### Exercise data
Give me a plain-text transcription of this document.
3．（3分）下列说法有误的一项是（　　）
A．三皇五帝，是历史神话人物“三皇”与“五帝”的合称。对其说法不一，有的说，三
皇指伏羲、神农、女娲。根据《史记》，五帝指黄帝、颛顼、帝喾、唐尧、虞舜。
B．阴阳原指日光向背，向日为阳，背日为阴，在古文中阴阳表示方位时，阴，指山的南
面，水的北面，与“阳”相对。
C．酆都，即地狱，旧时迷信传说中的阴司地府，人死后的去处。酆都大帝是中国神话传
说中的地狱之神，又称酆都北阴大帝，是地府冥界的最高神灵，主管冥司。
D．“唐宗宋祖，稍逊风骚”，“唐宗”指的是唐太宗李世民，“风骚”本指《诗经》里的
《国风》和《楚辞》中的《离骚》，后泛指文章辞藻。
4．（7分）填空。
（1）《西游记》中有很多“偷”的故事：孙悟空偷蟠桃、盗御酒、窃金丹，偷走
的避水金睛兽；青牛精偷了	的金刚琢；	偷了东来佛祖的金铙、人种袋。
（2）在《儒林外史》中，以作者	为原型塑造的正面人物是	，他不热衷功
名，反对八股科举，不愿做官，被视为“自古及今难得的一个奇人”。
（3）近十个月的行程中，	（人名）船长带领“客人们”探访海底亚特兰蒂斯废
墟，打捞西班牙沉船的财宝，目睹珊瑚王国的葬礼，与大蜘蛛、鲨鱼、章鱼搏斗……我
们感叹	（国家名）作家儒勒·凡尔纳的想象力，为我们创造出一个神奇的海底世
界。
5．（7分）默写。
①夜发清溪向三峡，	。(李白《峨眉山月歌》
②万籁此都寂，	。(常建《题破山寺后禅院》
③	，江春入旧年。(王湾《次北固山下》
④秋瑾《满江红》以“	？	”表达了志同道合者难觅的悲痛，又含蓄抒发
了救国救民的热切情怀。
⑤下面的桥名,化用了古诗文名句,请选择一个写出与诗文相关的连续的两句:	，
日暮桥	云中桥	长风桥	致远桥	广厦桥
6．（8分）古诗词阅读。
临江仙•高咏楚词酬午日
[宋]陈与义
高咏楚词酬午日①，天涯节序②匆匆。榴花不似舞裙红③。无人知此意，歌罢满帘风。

### Task requirements
Copy all of the material word for word.

### Final result
Give me a plain-text transcription of this document.
3．（3分）下列说法有误的一项是（　　）
A．三皇五帝，是历史神话人物“三皇”与“五帝”的合称。对其说法不一，有的说，三
皇指伏羲、神农、女娲。根据《史记》，五帝指黄帝、颛顼、帝喾、唐尧、虞舜。
B．阴阳原指日光向背，向日为阳，背日为阴，在古文中阴阳表示方位时，阴，指山的南
面，水的北面，与“阳”相对。
C．酆都，即地狱，旧时迷信传说中的阴司地府，人死后的去处。酆都大帝是中国神话传
说中的地狱之神，又称酆都北阴大帝，是地府冥界的最高神灵，主管冥司。
D．“唐宗宋祖，稍逊风骚”，“唐宗”指的是唐太宗李世民，“风骚”本指《诗经》里的
《国风》和《楚辞》中的《离骚》，后泛指文章辞藻。
4．（7分）填空。
（1）《西游记》中有很多“偷”的故事：孙悟空偷蟠桃、盗御酒、窃金丹，偷走
的避水金睛兽；青牛精偷了	的金刚琢；	偷了东来佛祖的金铙、人种袋。
（2）在《儒林外史》中，以作者	为原型塑造的正面人物是	，他不热衷功
名，反对八股科举，不愿做官，被视为“自古及今难得的一个奇人”。
（3）近十个月的行程中，	（人名）船长带领“客人们”探访海底亚特兰蒂斯废
墟，打捞西班牙沉船的财宝，目睹珊瑚王国的葬礼，与大蜘蛛、鲨鱼、章鱼搏斗……我
们感叹	（国家名）作家儒勒·凡尔纳的想象力，为我们创造出一个神奇的海底世
界。
5．（7分）默写。
①夜发清溪向三峡，	。(李白《峨眉山月歌》
②万籁此都寂，	。(常建《题破山寺后禅院》
③	，江春入旧年。(王湾《次北固山下》
④秋瑾《满江红》以“	？	”表达了志同道合者难觅的悲痛，又含蓄抒发
了救国救民的热切情怀。
⑤下面的桥名,化用了古诗文名句,请选择一个写出与诗文相关的连续的两句:	，
日暮桥	云中桥	长风桥	致远桥	广厦桥
6．（8分）古诗词阅读。
临江仙•高咏楚词酬午日
[宋]陈与义
高咏楚词酬午日①，天涯节序②匆匆。榴花不似舞裙红③。无人知此意，歌罢满帘风。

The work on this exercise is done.